◆ Exercise objective:
State how many lines in these records contain the word "Average", and nothing else.

◆ Records shown:
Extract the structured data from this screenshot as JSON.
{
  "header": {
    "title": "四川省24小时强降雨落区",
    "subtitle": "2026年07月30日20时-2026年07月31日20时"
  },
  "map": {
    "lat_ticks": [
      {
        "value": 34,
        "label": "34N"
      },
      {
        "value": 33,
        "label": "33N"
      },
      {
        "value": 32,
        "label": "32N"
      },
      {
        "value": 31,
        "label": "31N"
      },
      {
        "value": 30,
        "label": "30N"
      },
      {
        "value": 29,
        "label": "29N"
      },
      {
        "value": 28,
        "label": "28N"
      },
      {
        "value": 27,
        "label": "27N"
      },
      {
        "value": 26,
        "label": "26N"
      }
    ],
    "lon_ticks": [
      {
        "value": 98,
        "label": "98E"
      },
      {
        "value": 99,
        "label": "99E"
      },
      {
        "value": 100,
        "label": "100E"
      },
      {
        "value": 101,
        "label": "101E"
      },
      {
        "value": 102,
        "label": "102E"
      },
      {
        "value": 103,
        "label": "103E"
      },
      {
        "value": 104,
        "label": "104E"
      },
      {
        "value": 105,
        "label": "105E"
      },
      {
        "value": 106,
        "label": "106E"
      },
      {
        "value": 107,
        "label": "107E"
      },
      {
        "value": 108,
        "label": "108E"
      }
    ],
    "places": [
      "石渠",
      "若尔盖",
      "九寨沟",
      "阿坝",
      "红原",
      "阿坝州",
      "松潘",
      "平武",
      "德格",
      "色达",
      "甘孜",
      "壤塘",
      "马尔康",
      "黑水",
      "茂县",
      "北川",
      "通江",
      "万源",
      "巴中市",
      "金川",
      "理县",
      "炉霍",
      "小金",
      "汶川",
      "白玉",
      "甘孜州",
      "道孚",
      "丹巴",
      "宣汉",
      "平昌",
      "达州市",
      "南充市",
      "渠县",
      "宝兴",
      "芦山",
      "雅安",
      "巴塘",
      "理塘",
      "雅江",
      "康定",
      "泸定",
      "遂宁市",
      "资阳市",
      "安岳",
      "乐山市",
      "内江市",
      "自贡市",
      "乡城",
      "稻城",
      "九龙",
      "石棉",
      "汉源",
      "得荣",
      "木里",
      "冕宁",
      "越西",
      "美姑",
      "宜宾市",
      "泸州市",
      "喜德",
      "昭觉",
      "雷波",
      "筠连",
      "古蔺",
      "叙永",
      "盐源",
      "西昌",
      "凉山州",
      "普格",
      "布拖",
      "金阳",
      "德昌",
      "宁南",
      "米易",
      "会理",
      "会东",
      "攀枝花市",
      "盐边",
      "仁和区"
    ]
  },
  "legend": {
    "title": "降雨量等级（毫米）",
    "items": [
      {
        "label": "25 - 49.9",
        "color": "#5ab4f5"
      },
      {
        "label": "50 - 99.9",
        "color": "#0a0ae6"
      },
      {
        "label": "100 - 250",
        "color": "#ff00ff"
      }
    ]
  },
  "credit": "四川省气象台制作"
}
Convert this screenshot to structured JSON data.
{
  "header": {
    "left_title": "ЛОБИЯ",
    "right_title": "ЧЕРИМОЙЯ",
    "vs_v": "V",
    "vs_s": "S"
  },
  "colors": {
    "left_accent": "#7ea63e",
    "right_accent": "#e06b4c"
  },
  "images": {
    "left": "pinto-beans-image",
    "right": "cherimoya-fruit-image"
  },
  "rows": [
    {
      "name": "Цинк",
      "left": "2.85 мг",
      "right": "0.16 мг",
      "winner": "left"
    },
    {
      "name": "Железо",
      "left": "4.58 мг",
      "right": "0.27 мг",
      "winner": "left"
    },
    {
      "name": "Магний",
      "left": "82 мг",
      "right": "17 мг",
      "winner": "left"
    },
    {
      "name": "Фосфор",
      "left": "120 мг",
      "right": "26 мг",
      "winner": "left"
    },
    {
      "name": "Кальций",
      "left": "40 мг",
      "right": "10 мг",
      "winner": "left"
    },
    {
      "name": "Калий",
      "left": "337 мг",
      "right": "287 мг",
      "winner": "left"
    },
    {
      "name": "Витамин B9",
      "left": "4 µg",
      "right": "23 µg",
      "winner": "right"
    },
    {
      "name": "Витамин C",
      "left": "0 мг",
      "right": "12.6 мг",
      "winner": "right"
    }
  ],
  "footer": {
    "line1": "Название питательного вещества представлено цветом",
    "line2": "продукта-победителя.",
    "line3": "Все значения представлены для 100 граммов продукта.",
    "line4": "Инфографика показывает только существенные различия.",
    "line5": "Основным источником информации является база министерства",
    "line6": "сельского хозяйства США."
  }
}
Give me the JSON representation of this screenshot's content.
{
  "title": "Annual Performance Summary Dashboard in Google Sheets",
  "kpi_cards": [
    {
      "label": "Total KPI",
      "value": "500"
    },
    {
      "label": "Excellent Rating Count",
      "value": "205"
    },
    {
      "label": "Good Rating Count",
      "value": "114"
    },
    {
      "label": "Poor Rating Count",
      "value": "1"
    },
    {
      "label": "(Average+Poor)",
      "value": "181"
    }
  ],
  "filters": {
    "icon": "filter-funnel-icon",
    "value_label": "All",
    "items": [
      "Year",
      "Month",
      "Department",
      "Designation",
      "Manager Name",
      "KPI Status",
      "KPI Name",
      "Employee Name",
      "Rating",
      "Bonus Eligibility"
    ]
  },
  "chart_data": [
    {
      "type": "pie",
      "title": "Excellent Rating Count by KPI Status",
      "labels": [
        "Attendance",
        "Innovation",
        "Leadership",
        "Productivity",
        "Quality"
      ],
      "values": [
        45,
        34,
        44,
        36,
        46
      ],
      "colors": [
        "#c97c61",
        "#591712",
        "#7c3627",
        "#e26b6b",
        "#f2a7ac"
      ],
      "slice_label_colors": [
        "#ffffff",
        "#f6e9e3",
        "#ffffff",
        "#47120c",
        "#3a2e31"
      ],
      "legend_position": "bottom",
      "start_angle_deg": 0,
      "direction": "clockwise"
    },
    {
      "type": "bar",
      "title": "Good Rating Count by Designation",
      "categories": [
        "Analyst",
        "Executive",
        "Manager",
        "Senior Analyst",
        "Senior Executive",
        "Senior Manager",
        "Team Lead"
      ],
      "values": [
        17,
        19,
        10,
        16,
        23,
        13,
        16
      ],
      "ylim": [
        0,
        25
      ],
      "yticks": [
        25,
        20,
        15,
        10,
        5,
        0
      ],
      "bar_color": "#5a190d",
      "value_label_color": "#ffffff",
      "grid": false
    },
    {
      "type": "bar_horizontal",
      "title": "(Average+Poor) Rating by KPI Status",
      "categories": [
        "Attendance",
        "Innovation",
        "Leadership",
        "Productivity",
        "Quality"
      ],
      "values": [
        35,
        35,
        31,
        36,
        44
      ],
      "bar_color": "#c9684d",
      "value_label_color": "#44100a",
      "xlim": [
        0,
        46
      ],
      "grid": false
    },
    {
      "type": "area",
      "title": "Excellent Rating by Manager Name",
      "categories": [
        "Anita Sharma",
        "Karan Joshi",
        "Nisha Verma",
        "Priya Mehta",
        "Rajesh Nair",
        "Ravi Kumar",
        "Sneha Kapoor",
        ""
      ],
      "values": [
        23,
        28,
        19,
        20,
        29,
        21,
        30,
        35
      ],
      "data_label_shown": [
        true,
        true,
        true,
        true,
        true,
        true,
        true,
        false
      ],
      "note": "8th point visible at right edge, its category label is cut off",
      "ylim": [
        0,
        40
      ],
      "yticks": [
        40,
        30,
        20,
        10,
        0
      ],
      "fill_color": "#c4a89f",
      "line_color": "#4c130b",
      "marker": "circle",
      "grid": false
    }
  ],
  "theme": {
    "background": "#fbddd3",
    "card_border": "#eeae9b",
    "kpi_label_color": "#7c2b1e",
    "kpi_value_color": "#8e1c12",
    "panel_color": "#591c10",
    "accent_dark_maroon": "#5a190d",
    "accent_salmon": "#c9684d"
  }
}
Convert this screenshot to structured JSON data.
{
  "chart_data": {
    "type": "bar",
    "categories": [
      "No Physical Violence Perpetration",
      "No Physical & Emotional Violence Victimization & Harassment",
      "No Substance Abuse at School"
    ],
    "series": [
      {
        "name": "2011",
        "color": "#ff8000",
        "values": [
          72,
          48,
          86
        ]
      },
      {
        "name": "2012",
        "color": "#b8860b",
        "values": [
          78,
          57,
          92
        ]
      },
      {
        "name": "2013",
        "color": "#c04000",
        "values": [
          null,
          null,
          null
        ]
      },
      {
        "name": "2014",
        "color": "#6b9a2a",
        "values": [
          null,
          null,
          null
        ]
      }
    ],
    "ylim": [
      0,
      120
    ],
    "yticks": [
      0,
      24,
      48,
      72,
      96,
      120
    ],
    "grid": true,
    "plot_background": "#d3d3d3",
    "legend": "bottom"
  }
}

◆ Answer:
2